» JOB
Without the pictures, print each of the records below exactly as it appears.
## start EXERCISE MATERIAL
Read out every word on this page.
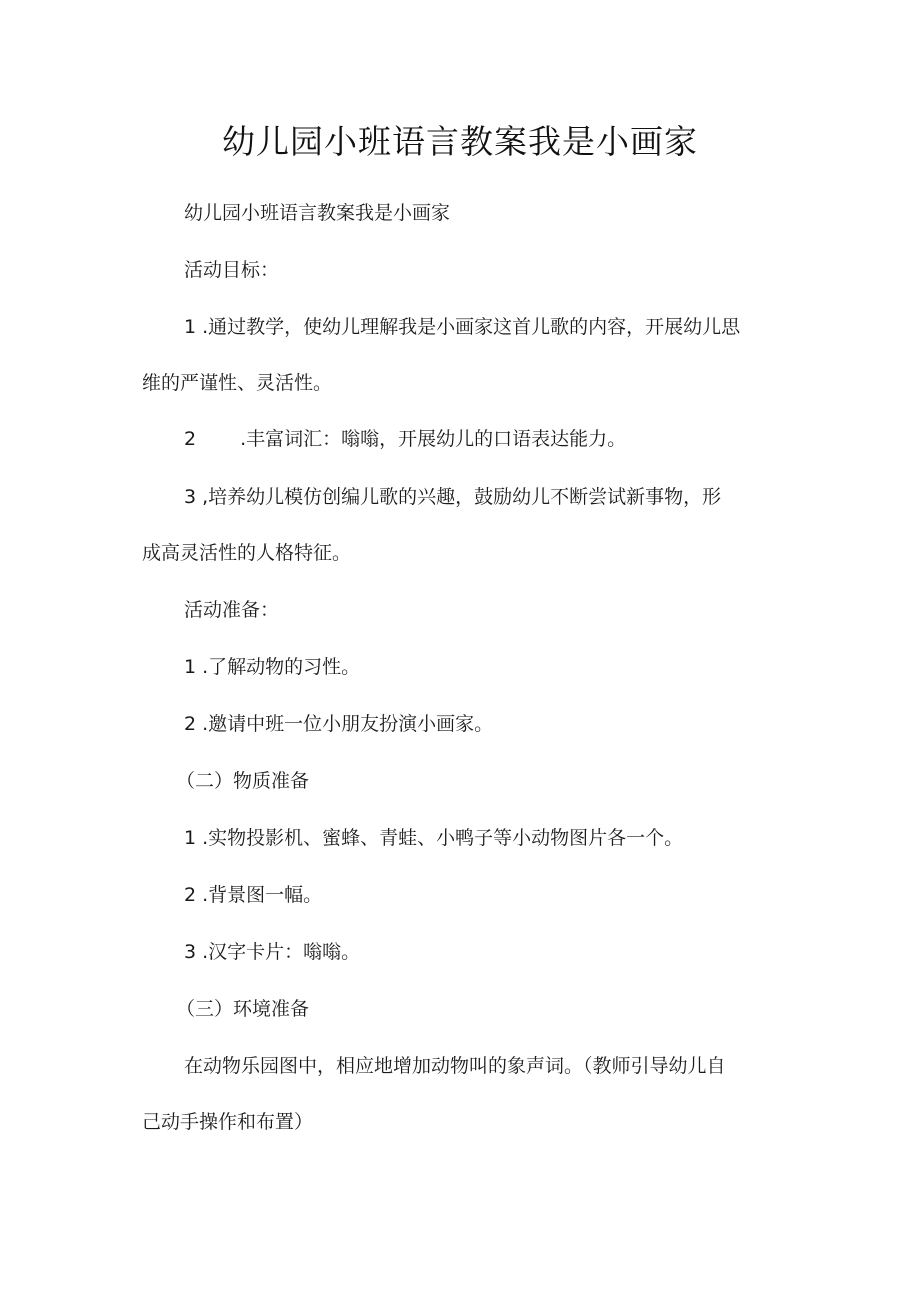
幼儿园小班语言教案我是小画家
幼儿园小班语言教案我是小画家
活动目标：
1 .通过教学，使幼儿理解我是小画家这首儿歌的内容，开展幼儿思
维的严谨性、灵活性。
2 .丰富词汇：嗡嗡，开展幼儿的口语表达能力。
3 ,培养幼儿模仿创编儿歌的兴趣，鼓励幼儿不断尝试新事物，形
成高灵活性的人格特征。
活动准备：
1 .了解动物的习性。
2 .邀请中班一位小朋友扮演小画家。
（二）物质准备
1 .实物投影机、蜜蜂、青蛙、小鸭子等小动物图片各一个。
2 .背景图一幅。
3 .汉字卡片：嗡嗡。
（三）环境准备
在动物乐园图中，相应地增加动物叫的象声词。（教师引导幼儿自
己动手操作和布置）
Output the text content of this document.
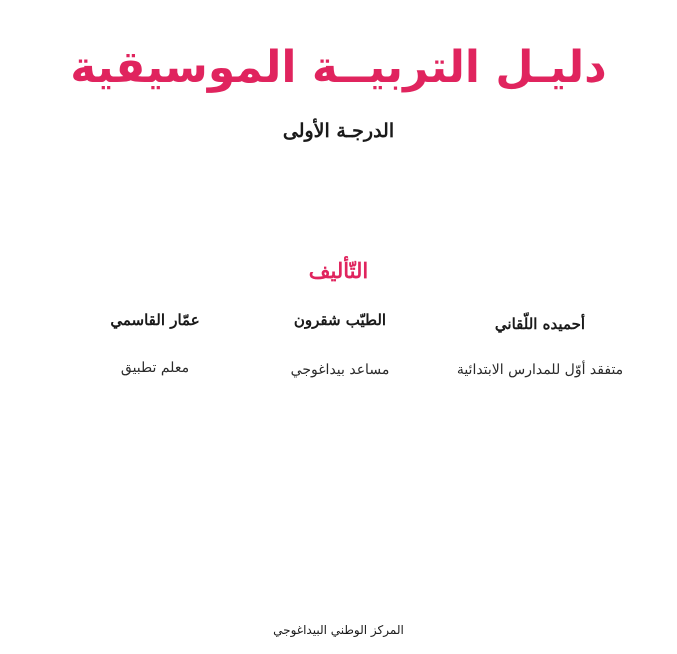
دليـل التربيــة الموسيقية
الدرجـة الأولى
التّأليف
أحميده اللّقاني
متفقد أوّل للمدارس الابتدائية
الطيّب شقرون
مساعد بيداغوجي
عمّار القاسمي
معلم تطبيق
المركز الوطني البيداغوجي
## end EXERCISE MATERIAL
» FULL OUTPUT
Read out every word on this page.
幼儿园小班语言教案我是小画家
幼儿园小班语言教案我是小画家
活动目标：
1 .通过教学，使幼儿理解我是小画家这首儿歌的内容，开展幼儿思
维的严谨性、灵活性。
2 .丰富词汇：嗡嗡，开展幼儿的口语表达能力。
3 ,培养幼儿模仿创编儿歌的兴趣，鼓励幼儿不断尝试新事物，形
成高灵活性的人格特征。
活动准备：
1 .了解动物的习性。
2 .邀请中班一位小朋友扮演小画家。
（二）物质准备
1 .实物投影机、蜜蜂、青蛙、小鸭子等小动物图片各一个。
2 .背景图一幅。
3 .汉字卡片：嗡嗡。
（三）环境准备
在动物乐园图中，相应地增加动物叫的象声词。（教师引导幼儿自
己动手操作和布置）
Output the text content of this document.
دليـل التربيــة الموسيقية
الدرجـة الأولى
التّأليف
أحميده اللّقاني
متفقد أوّل للمدارس الابتدائية
الطيّب شقرون
مساعد بيداغوجي
عمّار القاسمي
معلم تطبيق
المركز الوطني البيداغوجي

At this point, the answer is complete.